** Start Exercise materials **
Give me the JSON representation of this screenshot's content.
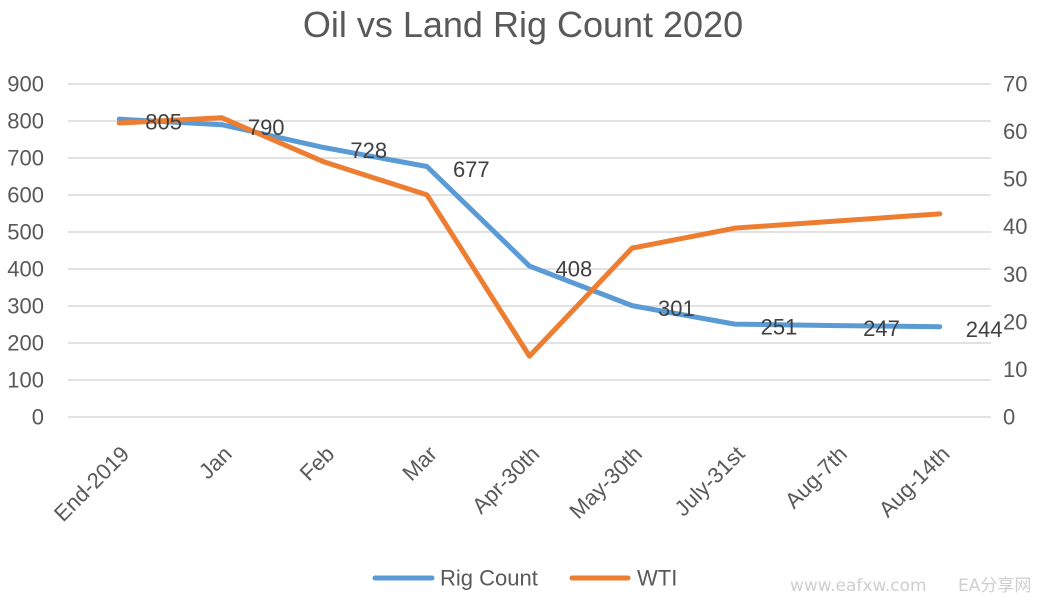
{
  "chart_data": {
    "type": "line",
    "title": "Oil vs Land Rig Count 2020",
    "categories": [
      "End-2019",
      "Jan",
      "Feb",
      "Mar",
      "Apr-30th",
      "May-30th",
      "July-31st",
      "Aug-7th",
      "Aug-14th"
    ],
    "series": [
      {
        "name": "Rig Count",
        "color": "#5B9BD5",
        "secondary_axis": false,
        "data_labels": true,
        "values": [
          805,
          790,
          728,
          677,
          408,
          301,
          251,
          247,
          244
        ]
      },
      {
        "name": "WTI",
        "color": "#ED7D31",
        "secondary_axis": true,
        "data_labels": false,
        "values": [
          61.8,
          62.9,
          53.6,
          46.7,
          12.8,
          35.5,
          39.7,
          41.2,
          42.7
        ]
      }
    ],
    "ylim": [
      0,
      900
    ],
    "y_ticks": [
      0,
      100,
      200,
      300,
      400,
      500,
      600,
      700,
      800,
      900
    ],
    "y2lim": [
      0,
      70
    ],
    "y2_ticks": [
      0,
      10,
      20,
      30,
      40,
      50,
      60,
      70
    ],
    "grid": true,
    "legend": "bottom",
    "colors": {
      "text": "#595959",
      "grid": "#D9D9D9"
    }
  },
  "watermark": {
    "url": "www.eafxw.com",
    "brand": "EA分享网"
  }
}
** End Exercise materials **
- Brief -
Without the pictures, restate each entry exactly.

- Response to the task -
Give me the JSON representation of this screenshot's content.
{
  "chart_data": {
    "type": "line",
    "title": "Oil vs Land Rig Count 2020",
    "categories": [
      "End-2019",
      "Jan",
      "Feb",
      "Mar",
      "Apr-30th",
      "May-30th",
      "July-31st",
      "Aug-7th",
      "Aug-14th"
    ],
    "series": [
      {
        "name": "Rig Count",
        "color": "#5B9BD5",
        "secondary_axis": false,
        "data_labels": true,
        "values": [
          805,
          790,
          728,
          677,
          408,
          301,
          251,
          247,
          244
        ]
      },
      {
        "name": "WTI",
        "color": "#ED7D31",
        "secondary_axis": true,
        "data_labels": false,
        "values": [
          61.8,
          62.9,
          53.6,
          46.7,
          12.8,
          35.5,
          39.7,
          41.2,
          42.7
        ]
      }
    ],
    "ylim": [
      0,
      900
    ],
    "y_ticks": [
      0,
      100,
      200,
      300,
      400,
      500,
      600,
      700,
      800,
      900
    ],
    "y2lim": [
      0,
      70
    ],
    "y2_ticks": [
      0,
      10,
      20,
      30,
      40,
      50,
      60,
      70
    ],
    "grid": true,
    "legend": "bottom",
    "colors": {
      "text": "#595959",
      "grid": "#D9D9D9"
    }
  },
  "watermark": {
    "url": "www.eafxw.com",
    "brand": "EA分享网"
  }
}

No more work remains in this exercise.